Produce a word-for-word copy of the listing below without its pictures.

◆ ◆ ◆ ◆ ◆ ◆ ◆

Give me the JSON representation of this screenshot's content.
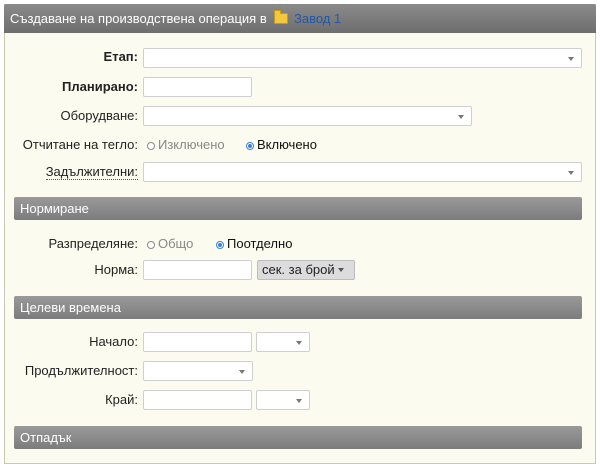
{
  "header": {
    "title_prefix": "Създаване на производствена операция в",
    "folder_link": "Завод 1"
  },
  "form": {
    "stage_label": "Етап",
    "planned_label": "Планирано",
    "equipment_label": "Оборудване:",
    "weight_label": "Отчитане на тегло:",
    "weight_options": [
      "Изключено",
      "Включено"
    ],
    "weight_selected": "Включено",
    "required_label": "Задължителни:"
  },
  "sections": {
    "norming": "Нормиране",
    "target_times": "Целеви времена",
    "waste": "Отпадък"
  },
  "norming": {
    "distribution_label": "Разпределяне:",
    "distribution_options": [
      "Общо",
      "Поотделно"
    ],
    "distribution_selected": "Поотделно",
    "norm_label": "Норма:",
    "unit_value": "сек. за брой"
  },
  "times": {
    "start_label": "Начало:",
    "duration_label": "Продължителност:",
    "end_label": "Край:"
  },
  "icons": {
    "folder": "folder-icon",
    "dropdown": "chevron-down-icon",
    "radio": "radio-icon"
  }
}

◆ ◆ ◆ ◆ ◆ ◆ ◆

ANSWER TO THIS PROBLEM:
Give me the JSON representation of this screenshot's content.
{
  "header": {
    "title_prefix": "Създаване на производствена операция в",
    "folder_link": "Завод 1"
  },
  "form": {
    "stage_label": "Етап",
    "planned_label": "Планирано",
    "equipment_label": "Оборудване:",
    "weight_label": "Отчитане на тегло:",
    "weight_options": [
      "Изключено",
      "Включено"
    ],
    "weight_selected": "Включено",
    "required_label": "Задължителни:"
  },
  "sections": {
    "norming": "Нормиране",
    "target_times": "Целеви времена",
    "waste": "Отпадък"
  },
  "norming": {
    "distribution_label": "Разпределяне:",
    "distribution_options": [
      "Общо",
      "Поотделно"
    ],
    "distribution_selected": "Поотделно",
    "norm_label": "Норма:",
    "unit_value": "сек. за брой"
  },
  "times": {
    "start_label": "Начало:",
    "duration_label": "Продължителност:",
    "end_label": "Край:"
  },
  "icons": {
    "folder": "folder-icon",
    "dropdown": "chevron-down-icon",
    "radio": "radio-icon"
  }
}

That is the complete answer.